Dataset items
■ ■ ■ ■ ■ ■ ■
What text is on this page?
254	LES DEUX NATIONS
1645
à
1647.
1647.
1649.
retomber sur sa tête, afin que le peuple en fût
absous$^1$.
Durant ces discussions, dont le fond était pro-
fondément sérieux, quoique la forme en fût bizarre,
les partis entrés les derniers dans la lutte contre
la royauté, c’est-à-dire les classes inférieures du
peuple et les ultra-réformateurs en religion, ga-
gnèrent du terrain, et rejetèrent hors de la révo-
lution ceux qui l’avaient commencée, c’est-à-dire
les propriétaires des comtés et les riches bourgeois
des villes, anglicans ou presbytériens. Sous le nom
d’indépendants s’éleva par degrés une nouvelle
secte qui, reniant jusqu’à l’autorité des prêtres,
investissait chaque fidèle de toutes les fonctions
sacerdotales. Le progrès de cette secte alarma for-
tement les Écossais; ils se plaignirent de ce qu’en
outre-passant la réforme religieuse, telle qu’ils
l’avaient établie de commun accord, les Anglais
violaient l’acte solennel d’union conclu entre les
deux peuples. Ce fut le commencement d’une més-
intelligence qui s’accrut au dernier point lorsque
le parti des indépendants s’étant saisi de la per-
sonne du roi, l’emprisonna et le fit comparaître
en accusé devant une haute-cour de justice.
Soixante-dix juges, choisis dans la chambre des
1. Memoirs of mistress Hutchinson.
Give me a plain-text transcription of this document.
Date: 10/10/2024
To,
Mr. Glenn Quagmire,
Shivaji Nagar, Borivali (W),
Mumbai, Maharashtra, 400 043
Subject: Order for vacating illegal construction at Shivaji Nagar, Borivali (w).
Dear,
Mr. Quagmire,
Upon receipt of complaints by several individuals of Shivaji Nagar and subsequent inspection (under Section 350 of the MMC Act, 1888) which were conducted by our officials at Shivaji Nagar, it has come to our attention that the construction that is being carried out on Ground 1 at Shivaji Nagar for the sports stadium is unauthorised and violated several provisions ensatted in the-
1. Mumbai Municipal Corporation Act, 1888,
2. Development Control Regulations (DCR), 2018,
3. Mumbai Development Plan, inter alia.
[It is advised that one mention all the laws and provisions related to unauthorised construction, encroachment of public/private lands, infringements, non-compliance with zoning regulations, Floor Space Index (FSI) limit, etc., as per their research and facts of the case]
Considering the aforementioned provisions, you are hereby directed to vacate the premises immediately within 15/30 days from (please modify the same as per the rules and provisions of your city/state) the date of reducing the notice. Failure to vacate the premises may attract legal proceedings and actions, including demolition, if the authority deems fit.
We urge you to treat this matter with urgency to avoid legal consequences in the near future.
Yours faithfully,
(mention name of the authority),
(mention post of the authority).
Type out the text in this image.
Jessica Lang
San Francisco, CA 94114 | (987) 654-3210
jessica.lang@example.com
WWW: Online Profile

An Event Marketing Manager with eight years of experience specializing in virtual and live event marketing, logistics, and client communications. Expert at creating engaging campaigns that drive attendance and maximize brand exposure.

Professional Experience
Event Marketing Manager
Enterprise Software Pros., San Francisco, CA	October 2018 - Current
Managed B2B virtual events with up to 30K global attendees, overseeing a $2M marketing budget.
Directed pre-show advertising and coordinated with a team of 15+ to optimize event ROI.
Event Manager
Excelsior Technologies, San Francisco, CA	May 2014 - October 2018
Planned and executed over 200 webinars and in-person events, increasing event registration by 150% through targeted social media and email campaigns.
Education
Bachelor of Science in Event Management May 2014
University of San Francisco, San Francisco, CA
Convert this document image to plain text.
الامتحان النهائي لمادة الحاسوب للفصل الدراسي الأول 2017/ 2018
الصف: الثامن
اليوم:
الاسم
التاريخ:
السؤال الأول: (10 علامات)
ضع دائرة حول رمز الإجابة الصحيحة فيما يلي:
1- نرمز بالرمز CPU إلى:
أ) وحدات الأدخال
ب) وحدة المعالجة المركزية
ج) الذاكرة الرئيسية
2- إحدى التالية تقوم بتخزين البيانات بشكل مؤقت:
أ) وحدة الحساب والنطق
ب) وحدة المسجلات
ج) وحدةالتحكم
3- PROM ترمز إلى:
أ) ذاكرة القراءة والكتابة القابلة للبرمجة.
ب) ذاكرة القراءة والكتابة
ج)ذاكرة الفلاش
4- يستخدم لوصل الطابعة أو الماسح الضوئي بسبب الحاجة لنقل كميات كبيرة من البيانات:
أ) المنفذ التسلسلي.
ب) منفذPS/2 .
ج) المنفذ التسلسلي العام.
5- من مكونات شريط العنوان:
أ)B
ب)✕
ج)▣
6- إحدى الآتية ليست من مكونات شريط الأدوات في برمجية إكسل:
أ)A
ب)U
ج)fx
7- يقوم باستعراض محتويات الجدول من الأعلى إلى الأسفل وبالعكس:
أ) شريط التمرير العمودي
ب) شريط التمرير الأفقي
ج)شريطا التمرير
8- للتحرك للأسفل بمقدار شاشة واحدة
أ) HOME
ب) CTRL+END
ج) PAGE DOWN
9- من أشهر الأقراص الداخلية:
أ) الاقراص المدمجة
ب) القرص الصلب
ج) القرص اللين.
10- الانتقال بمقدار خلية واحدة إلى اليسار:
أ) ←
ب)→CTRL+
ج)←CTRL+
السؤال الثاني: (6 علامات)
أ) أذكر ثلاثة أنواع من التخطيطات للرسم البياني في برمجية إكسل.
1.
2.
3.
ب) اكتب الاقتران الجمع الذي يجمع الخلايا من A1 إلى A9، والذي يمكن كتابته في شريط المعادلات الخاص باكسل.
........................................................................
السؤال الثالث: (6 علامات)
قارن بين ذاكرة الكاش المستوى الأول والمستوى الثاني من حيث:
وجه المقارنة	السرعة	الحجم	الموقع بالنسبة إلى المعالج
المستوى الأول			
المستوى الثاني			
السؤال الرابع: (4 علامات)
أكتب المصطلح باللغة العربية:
■ ■ ■ ■ ■ ■ ■
Write out every entry verbatim.

(Solution to this task):
What text is on this page?
254	LES DEUX NATIONS
1645
à
1647.
1647.
1649.
retomber sur sa tête, afin que le peuple en fût
absous$^1$.
Durant ces discussions, dont le fond était pro-
fondément sérieux, quoique la forme en fût bizarre,
les partis entrés les derniers dans la lutte contre
la royauté, c’est-à-dire les classes inférieures du
peuple et les ultra-réformateurs en religion, ga-
gnèrent du terrain, et rejetèrent hors de la révo-
lution ceux qui l’avaient commencée, c’est-à-dire
les propriétaires des comtés et les riches bourgeois
des villes, anglicans ou presbytériens. Sous le nom
d’indépendants s’éleva par degrés une nouvelle
secte qui, reniant jusqu’à l’autorité des prêtres,
investissait chaque fidèle de toutes les fonctions
sacerdotales. Le progrès de cette secte alarma for-
tement les Écossais; ils se plaignirent de ce qu’en
outre-passant la réforme religieuse, telle qu’ils
l’avaient établie de commun accord, les Anglais
violaient l’acte solennel d’union conclu entre les
deux peuples. Ce fut le commencement d’une més-
intelligence qui s’accrut au dernier point lorsque
le parti des indépendants s’étant saisi de la per-
sonne du roi, l’emprisonna et le fit comparaître
en accusé devant une haute-cour de justice.
Soixante-dix juges, choisis dans la chambre des
1. Memoirs of mistress Hutchinson.
Give me a plain-text transcription of this document.
Date: 10/10/2024
To,
Mr. Glenn Quagmire,
Shivaji Nagar, Borivali (W),
Mumbai, Maharashtra, 400 043
Subject: Order for vacating illegal construction at Shivaji Nagar, Borivali (w).
Dear,
Mr. Quagmire,
Upon receipt of complaints by several individuals of Shivaji Nagar and subsequent inspection (under Section 350 of the MMC Act, 1888) which were conducted by our officials at Shivaji Nagar, it has come to our attention that the construction that is being carried out on Ground 1 at Shivaji Nagar for the sports stadium is unauthorised and violated several provisions ensatted in the-
1. Mumbai Municipal Corporation Act, 1888,
2. Development Control Regulations (DCR), 2018,
3. Mumbai Development Plan, inter alia.
[It is advised that one mention all the laws and provisions related to unauthorised construction, encroachment of public/private lands, infringements, non-compliance with zoning regulations, Floor Space Index (FSI) limit, etc., as per their research and facts of the case]
Considering the aforementioned provisions, you are hereby directed to vacate the premises immediately within 15/30 days from (please modify the same as per the rules and provisions of your city/state) the date of reducing the notice. Failure to vacate the premises may attract legal proceedings and actions, including demolition, if the authority deems fit.
We urge you to treat this matter with urgency to avoid legal consequences in the near future.
Yours faithfully,
(mention name of the authority),
(mention post of the authority).
Type out the text in this image.
Jessica Lang
San Francisco, CA 94114 | (987) 654-3210
jessica.lang@example.com
WWW: Online Profile

An Event Marketing Manager with eight years of experience specializing in virtual and live event marketing, logistics, and client communications. Expert at creating engaging campaigns that drive attendance and maximize brand exposure.

Professional Experience
Event Marketing Manager
Enterprise Software Pros., San Francisco, CA	October 2018 - Current
Managed B2B virtual events with up to 30K global attendees, overseeing a $2M marketing budget.
Directed pre-show advertising and coordinated with a team of 15+ to optimize event ROI.
Event Manager
Excelsior Technologies, San Francisco, CA	May 2014 - October 2018
Planned and executed over 200 webinars and in-person events, increasing event registration by 150% through targeted social media and email campaigns.
Education
Bachelor of Science in Event Management May 2014
University of San Francisco, San Francisco, CA
Convert this document image to plain text.
الامتحان النهائي لمادة الحاسوب للفصل الدراسي الأول 2017/ 2018
الصف: الثامن
اليوم:
الاسم
التاريخ:
السؤال الأول: (10 علامات)
ضع دائرة حول رمز الإجابة الصحيحة فيما يلي:
1- نرمز بالرمز CPU إلى:
أ) وحدات الأدخال
ب) وحدة المعالجة المركزية
ج) الذاكرة الرئيسية
2- إحدى التالية تقوم بتخزين البيانات بشكل مؤقت:
أ) وحدة الحساب والنطق
ب) وحدة المسجلات
ج) وحدةالتحكم
3- PROM ترمز إلى:
أ) ذاكرة القراءة والكتابة القابلة للبرمجة.
ب) ذاكرة القراءة والكتابة
ج)ذاكرة الفلاش
4- يستخدم لوصل الطابعة أو الماسح الضوئي بسبب الحاجة لنقل كميات كبيرة من البيانات:
أ) المنفذ التسلسلي.
ب) منفذPS/2 .
ج) المنفذ التسلسلي العام.
5- من مكونات شريط العنوان:
أ)B
ب)✕
ج)▣
6- إحدى الآتية ليست من مكونات شريط الأدوات في برمجية إكسل:
أ)A
ب)U
ج)fx
7- يقوم باستعراض محتويات الجدول من الأعلى إلى الأسفل وبالعكس:
أ) شريط التمرير العمودي
ب) شريط التمرير الأفقي
ج)شريطا التمرير
8- للتحرك للأسفل بمقدار شاشة واحدة
أ) HOME
ب) CTRL+END
ج) PAGE DOWN
9- من أشهر الأقراص الداخلية:
أ) الاقراص المدمجة
ب) القرص الصلب
ج) القرص اللين.
10- الانتقال بمقدار خلية واحدة إلى اليسار:
أ) ←
ب)→CTRL+
ج)←CTRL+
السؤال الثاني: (6 علامات)
أ) أذكر ثلاثة أنواع من التخطيطات للرسم البياني في برمجية إكسل.
1.
2.
3.
ب) اكتب الاقتران الجمع الذي يجمع الخلايا من A1 إلى A9، والذي يمكن كتابته في شريط المعادلات الخاص باكسل.
........................................................................
السؤال الثالث: (6 علامات)
قارن بين ذاكرة الكاش المستوى الأول والمستوى الثاني من حيث:
وجه المقارنة	السرعة	الحجم	الموقع بالنسبة إلى المعالج
المستوى الأول			
المستوى الثاني			
السؤال الرابع: (4 علامات)
أكتب المصطلح باللغة العربية:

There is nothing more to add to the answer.